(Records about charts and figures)

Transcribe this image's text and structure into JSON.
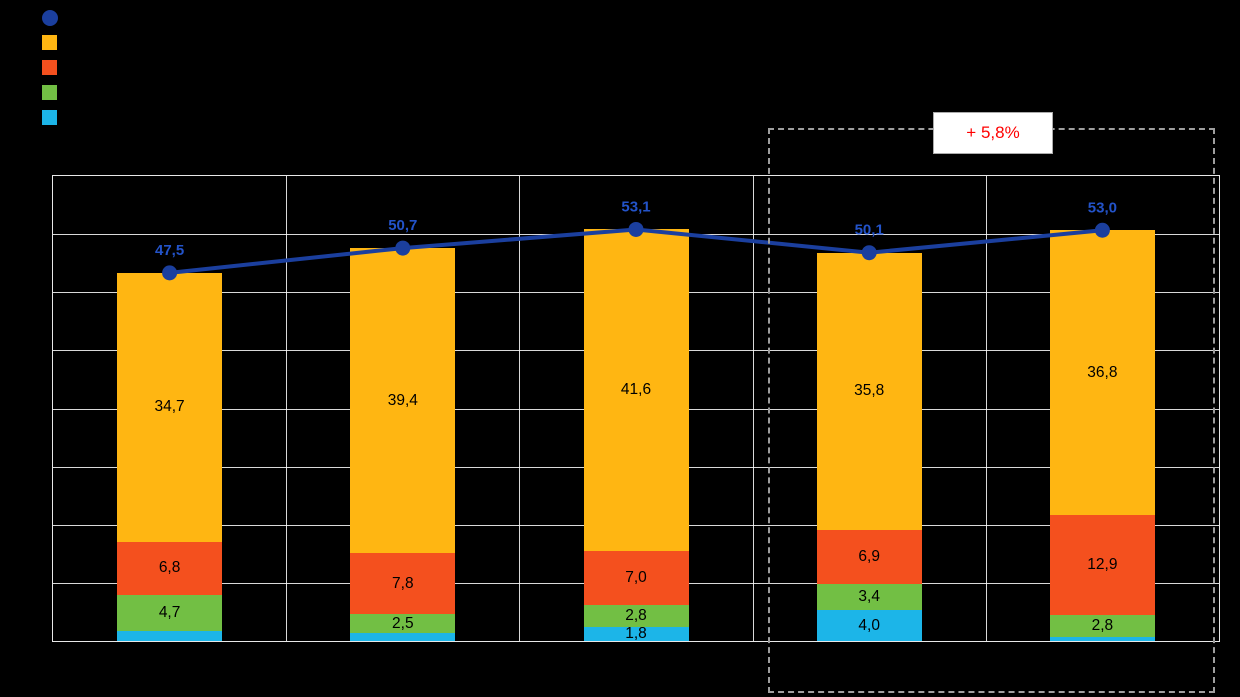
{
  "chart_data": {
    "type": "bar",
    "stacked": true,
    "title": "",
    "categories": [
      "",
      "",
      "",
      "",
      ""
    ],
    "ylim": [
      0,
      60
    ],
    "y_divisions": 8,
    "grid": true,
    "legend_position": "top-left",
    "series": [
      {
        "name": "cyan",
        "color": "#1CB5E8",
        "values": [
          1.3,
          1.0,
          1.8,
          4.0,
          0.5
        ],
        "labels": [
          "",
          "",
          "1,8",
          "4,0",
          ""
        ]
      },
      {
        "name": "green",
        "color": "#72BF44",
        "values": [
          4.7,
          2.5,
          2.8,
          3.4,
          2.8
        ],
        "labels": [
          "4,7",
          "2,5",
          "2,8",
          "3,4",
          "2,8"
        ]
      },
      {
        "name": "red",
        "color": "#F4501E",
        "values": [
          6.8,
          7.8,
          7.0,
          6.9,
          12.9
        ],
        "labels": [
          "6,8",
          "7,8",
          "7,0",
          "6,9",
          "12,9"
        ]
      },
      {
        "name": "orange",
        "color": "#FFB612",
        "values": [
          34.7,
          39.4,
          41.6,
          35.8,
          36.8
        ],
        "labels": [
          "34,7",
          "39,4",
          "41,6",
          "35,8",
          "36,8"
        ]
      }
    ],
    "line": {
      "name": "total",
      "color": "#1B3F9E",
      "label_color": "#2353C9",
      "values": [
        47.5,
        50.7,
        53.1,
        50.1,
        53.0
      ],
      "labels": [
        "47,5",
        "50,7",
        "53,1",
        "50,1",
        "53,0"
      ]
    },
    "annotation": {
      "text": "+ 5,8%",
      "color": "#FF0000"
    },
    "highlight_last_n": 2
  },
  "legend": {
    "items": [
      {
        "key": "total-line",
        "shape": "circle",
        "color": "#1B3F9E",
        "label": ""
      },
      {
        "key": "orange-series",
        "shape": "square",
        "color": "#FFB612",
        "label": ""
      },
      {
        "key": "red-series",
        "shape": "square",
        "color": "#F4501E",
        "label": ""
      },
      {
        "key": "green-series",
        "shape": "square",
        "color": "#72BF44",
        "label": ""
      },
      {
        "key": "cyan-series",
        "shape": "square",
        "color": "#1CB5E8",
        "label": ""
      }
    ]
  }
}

__Instructions for the task__:
Looking at the records above, work out how many lines include the string "name". Give the number and nothing else.

__Completed task__:
5